-- Provided passage follows --

For those of you who don’t know, Billy Baldwin is the lesser-known and generally-less-useful little brother of famed actor Alec Baldwin.

In the world of Ruby’s conditional assignment operators, ||= is Alec Baldwin; charming and versatile. But not many people know about ||='s little brother… the &&= operator.

Meet Billy

The ||= conditional assignment operator is popular in Ruby and for good reason. One common usage is for simple memoization. Ryan Bates outlined this technique in his very first RailsCast.

def current_user
  @current_user ||= User.find(session[:user_id])
end

The purpose here is to avoid re-finding the user every time the current_user method is called. The ||= operator above has the same effect as:

def current_user
  @current_user = @current_user || User.find(session[:user_id])
end

If @current_user is both defined and truthy (not false or nil), that value is simply returned. Otherwise the instance variable is set and returned.

Enough about Alec. What about Billy?

The magic of the &&= operator is that it only sets variables that are… already set! The usefulness of this may not be immediately apparent, but maybe you’ve written code like this:

class Article < ActiveRecord::Base
  validates :title, :body, :presence => true

  before_save :clean_summary

  private
    def clean_summary
      self.summary = summary.squish
    end
end

The problem with this code is that the article summary isn’t required. What if an article’s summary is nil? We’ll get a NoMethodError trying to call squish 1 on nil. Oftentimes, the fix looks like this:

def clean_summary
  self.summary = summary && summary.squish
end

which looks eerily similar to our current_user memoization expansion. So instead, try:

def clean_summary
  self.summary &&= summary.squish
end

Sure, it’s a bit of a one-trick pony, but sometimes that one trick is exactly what you need. Have you ever seen Backdraft? Every dog has its day.

1 String#squish changes consecutive whitespace to single spaces.

Comments

Florian Gilcher
::

Tiny nitpick: ||= has the same effect as:

@value || @value = …

This avoids assigning the variable when its already set and a double lookup if you use ||= when accessing a Hash member.

-- Provided passage concluded --

Answer these questions from the post on Ruby's &&= operator:
(a) Who outlined the ||= memoization technique, and where?
(b) What error would result from calling squish on a nil summary?
(c) What does String#squish do, according to the footnote?
The rows that follow come from a separate source and are not related to the Ruby post.

-- Dataset extract follows --

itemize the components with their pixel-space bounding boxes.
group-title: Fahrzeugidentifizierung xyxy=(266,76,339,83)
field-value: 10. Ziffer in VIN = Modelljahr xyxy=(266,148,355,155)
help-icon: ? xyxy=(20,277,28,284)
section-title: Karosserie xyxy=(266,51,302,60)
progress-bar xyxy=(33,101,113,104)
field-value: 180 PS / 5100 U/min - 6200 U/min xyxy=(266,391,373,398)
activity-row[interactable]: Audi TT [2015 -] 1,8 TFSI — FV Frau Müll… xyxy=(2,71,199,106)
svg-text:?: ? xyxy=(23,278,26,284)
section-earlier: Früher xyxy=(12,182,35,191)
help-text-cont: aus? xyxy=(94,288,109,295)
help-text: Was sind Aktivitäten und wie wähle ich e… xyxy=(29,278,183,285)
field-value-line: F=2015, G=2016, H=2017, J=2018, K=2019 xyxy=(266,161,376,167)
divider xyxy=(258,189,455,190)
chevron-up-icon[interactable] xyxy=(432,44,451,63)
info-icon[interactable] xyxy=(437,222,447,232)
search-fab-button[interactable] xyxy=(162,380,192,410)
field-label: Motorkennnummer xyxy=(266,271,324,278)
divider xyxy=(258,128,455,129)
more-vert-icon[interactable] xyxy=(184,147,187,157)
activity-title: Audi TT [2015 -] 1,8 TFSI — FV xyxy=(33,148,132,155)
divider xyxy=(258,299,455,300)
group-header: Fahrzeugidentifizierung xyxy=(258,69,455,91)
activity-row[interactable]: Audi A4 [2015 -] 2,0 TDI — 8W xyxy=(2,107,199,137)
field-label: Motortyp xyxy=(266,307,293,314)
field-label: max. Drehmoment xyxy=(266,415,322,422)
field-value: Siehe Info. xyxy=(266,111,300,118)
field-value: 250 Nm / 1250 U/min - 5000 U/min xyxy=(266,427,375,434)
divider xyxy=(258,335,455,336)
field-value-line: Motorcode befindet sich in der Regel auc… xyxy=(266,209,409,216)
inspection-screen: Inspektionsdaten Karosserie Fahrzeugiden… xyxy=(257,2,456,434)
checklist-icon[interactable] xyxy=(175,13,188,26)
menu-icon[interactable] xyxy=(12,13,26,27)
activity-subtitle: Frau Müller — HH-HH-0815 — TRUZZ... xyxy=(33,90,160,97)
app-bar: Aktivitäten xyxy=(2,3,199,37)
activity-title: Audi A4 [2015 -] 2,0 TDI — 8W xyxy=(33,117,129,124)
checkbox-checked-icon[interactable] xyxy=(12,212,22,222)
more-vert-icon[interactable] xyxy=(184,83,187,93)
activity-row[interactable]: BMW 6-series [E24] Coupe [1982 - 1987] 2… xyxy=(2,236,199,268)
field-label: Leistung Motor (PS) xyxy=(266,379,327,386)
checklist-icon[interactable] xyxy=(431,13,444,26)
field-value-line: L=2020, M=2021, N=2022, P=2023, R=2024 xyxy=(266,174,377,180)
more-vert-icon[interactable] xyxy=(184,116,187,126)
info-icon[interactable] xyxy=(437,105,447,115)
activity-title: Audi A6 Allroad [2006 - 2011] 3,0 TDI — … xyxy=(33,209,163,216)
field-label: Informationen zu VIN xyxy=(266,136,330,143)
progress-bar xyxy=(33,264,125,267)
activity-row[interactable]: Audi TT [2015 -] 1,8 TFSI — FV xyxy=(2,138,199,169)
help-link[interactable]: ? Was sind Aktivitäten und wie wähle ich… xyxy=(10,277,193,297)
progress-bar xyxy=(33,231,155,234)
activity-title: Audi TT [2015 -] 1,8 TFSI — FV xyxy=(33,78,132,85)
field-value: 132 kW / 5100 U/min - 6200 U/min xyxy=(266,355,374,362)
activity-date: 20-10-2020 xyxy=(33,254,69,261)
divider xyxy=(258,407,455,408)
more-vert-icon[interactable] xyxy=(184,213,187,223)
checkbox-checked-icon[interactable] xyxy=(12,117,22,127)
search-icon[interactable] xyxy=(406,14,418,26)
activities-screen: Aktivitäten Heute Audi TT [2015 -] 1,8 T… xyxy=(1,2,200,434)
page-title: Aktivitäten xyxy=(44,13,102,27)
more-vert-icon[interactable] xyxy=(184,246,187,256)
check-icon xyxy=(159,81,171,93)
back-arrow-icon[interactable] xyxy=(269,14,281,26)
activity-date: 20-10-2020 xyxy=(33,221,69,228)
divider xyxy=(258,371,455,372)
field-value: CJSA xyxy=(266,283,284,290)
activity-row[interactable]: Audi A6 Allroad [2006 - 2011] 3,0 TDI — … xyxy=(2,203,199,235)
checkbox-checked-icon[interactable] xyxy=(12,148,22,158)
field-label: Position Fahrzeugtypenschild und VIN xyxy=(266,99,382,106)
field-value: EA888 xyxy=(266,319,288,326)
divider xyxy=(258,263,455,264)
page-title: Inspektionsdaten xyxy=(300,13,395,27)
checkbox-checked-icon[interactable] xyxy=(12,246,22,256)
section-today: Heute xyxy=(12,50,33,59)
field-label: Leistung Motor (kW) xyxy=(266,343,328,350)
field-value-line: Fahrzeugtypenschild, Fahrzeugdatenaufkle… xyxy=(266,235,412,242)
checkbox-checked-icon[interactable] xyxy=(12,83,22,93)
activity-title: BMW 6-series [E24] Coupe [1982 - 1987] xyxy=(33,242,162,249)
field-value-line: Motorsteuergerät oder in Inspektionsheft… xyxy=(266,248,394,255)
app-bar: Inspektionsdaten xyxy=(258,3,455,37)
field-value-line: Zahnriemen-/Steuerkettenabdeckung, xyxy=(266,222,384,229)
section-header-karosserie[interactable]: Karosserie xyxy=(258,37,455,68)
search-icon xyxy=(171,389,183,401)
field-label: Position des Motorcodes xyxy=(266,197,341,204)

-- Dataset extract concluded --

■ Answer space ■
(a) Ryan Bates, in his very first RailsCast.
(b) A NoMethodError.
(c) It changes consecutive whitespace to single spaces.